**Written task:** From the entries below, list each line with "Specific".
** Begin Data provided **
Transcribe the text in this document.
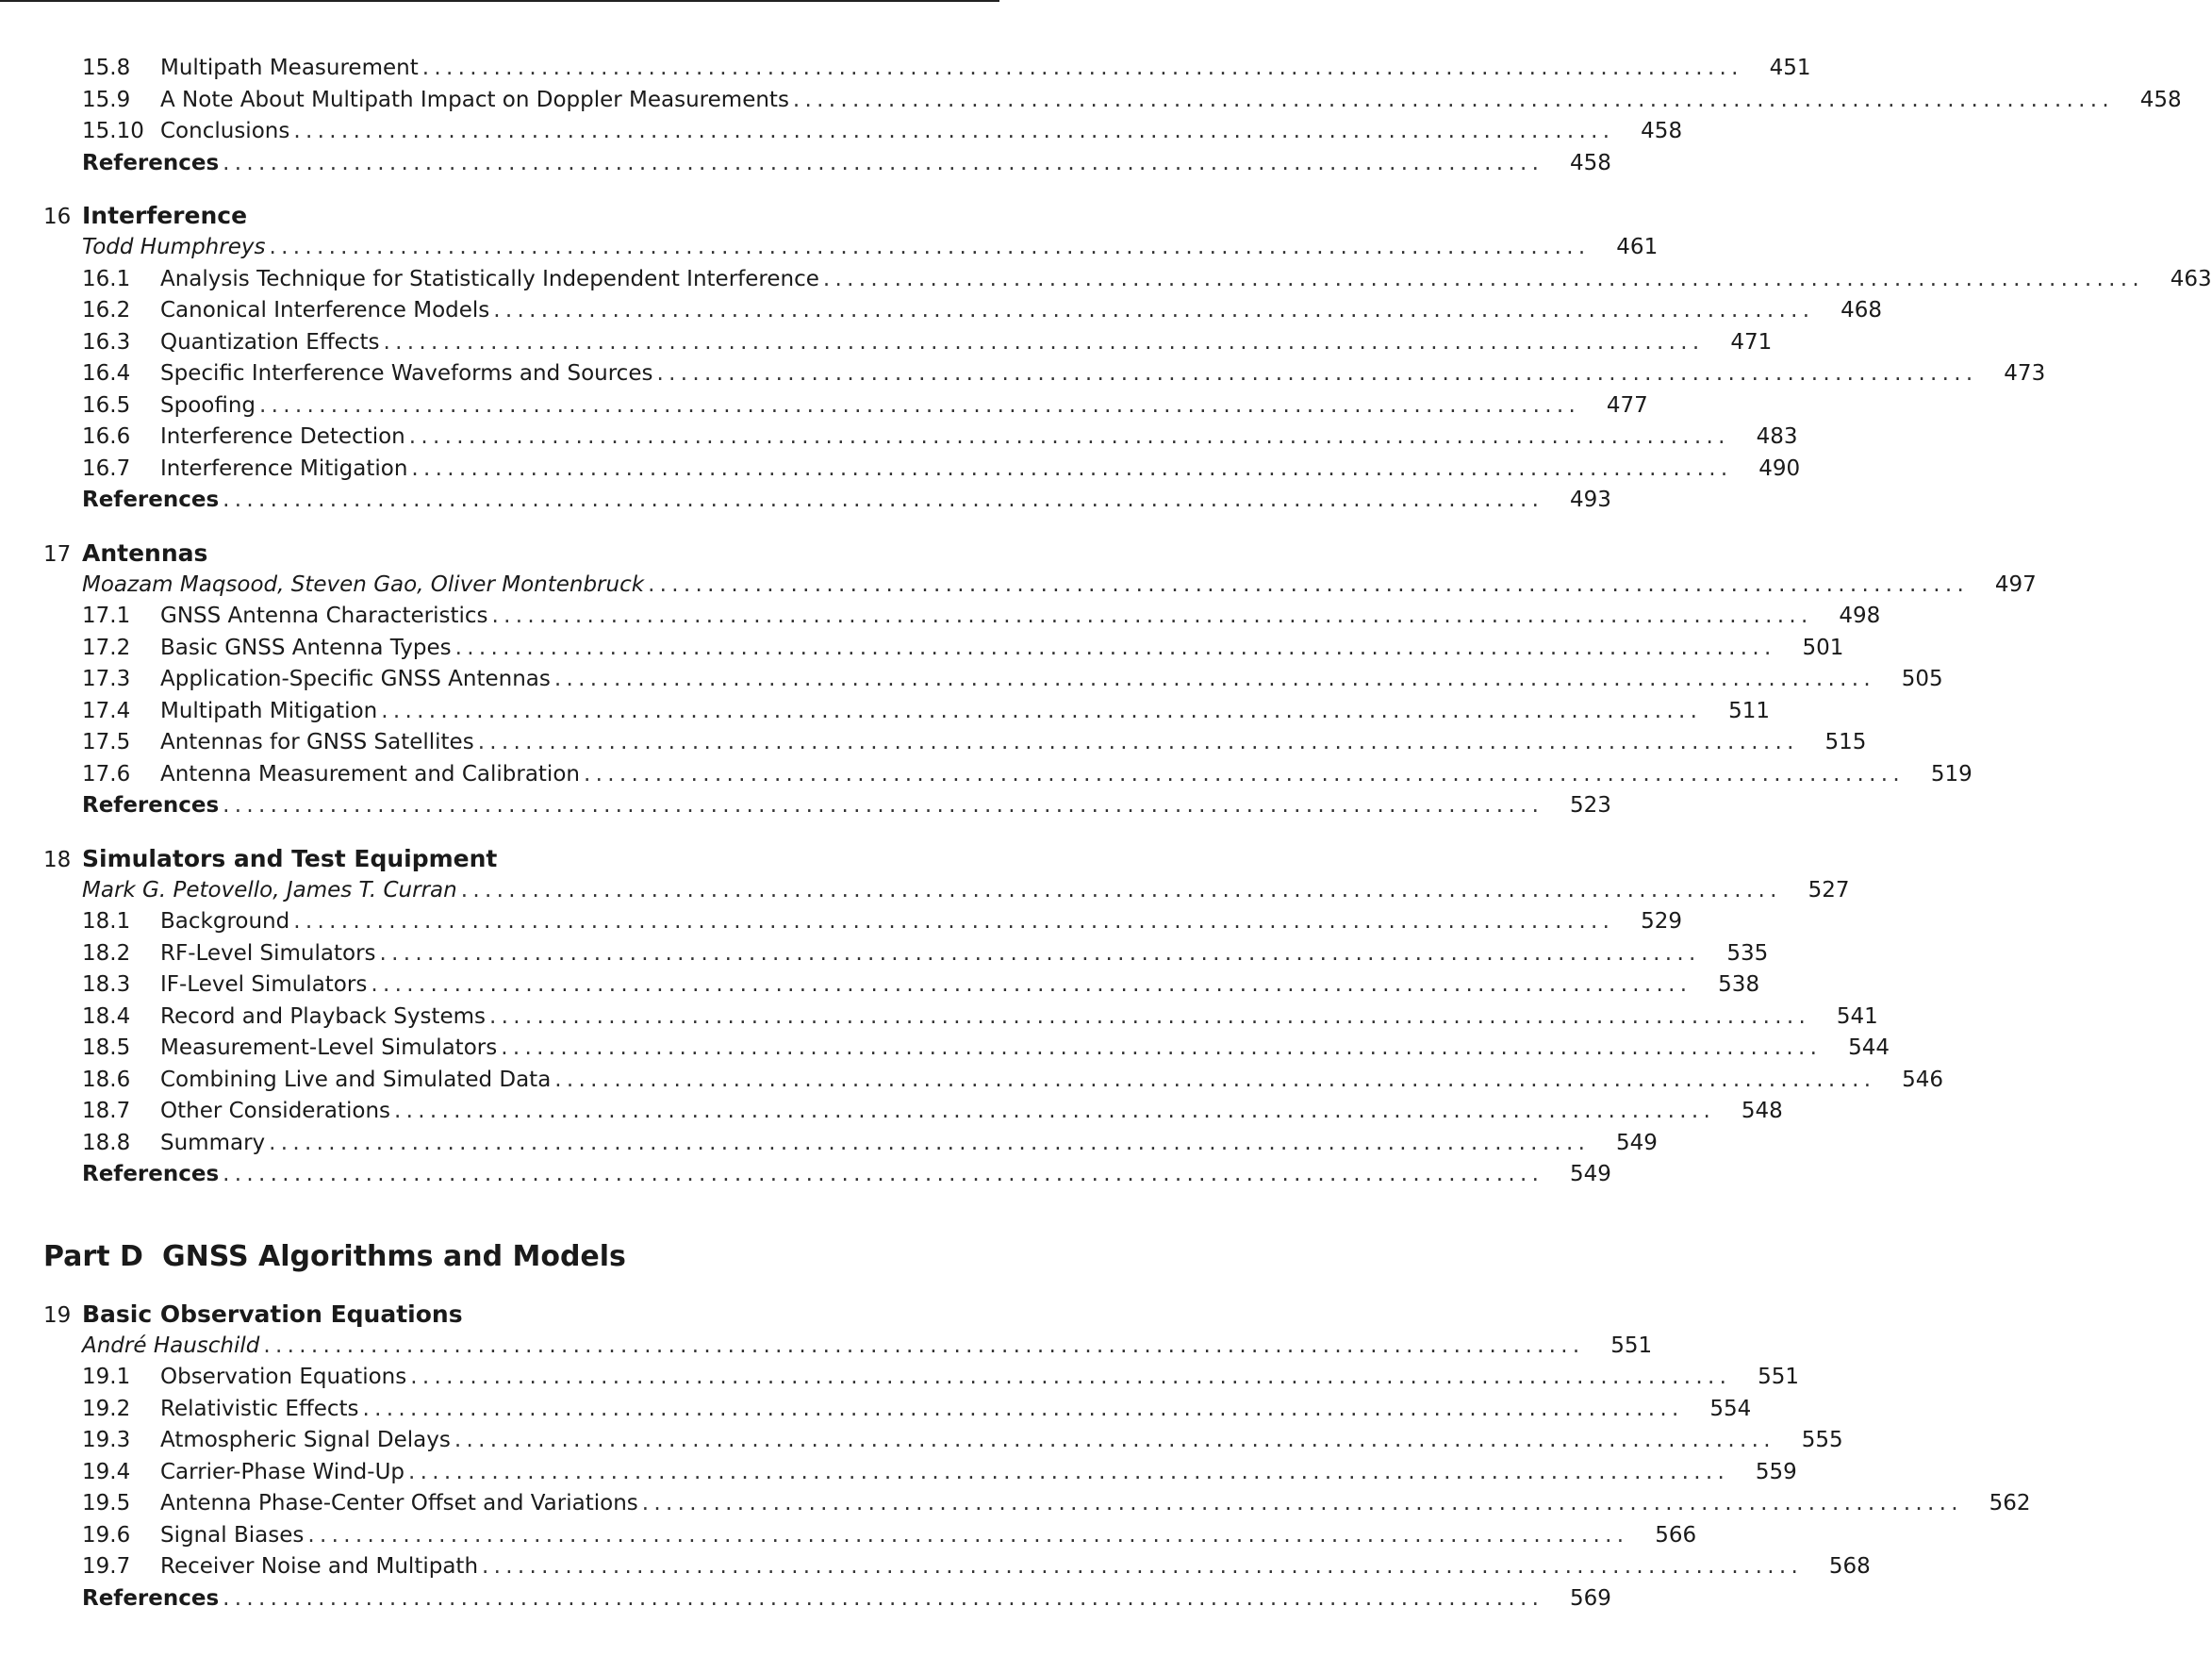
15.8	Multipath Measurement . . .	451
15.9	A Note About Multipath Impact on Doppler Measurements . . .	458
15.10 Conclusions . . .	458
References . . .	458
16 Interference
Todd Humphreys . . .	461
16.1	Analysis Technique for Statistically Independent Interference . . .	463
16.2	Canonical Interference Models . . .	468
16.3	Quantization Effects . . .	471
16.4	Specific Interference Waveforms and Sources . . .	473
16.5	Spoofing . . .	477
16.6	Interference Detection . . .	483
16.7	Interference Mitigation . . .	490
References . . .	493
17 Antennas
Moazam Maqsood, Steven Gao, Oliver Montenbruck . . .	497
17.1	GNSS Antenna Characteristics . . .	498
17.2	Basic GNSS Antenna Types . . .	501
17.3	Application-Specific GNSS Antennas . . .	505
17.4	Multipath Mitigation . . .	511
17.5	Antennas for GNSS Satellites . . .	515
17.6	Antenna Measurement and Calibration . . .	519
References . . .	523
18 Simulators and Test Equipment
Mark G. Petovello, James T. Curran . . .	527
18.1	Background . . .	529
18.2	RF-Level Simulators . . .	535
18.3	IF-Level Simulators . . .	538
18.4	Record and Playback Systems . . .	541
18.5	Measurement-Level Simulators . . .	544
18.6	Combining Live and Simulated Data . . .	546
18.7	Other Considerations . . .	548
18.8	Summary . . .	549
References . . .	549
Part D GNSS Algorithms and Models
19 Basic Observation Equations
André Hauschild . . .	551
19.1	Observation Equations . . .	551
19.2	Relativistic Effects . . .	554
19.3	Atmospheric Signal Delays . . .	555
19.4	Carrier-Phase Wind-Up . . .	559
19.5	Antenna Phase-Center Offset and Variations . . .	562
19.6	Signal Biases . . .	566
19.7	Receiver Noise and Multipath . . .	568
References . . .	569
** End Data provided **
**Task response:**
16.4	Specific Interference Waveforms and Sources . . .	473
17.3	Application-Specific GNSS Antennas . . .	505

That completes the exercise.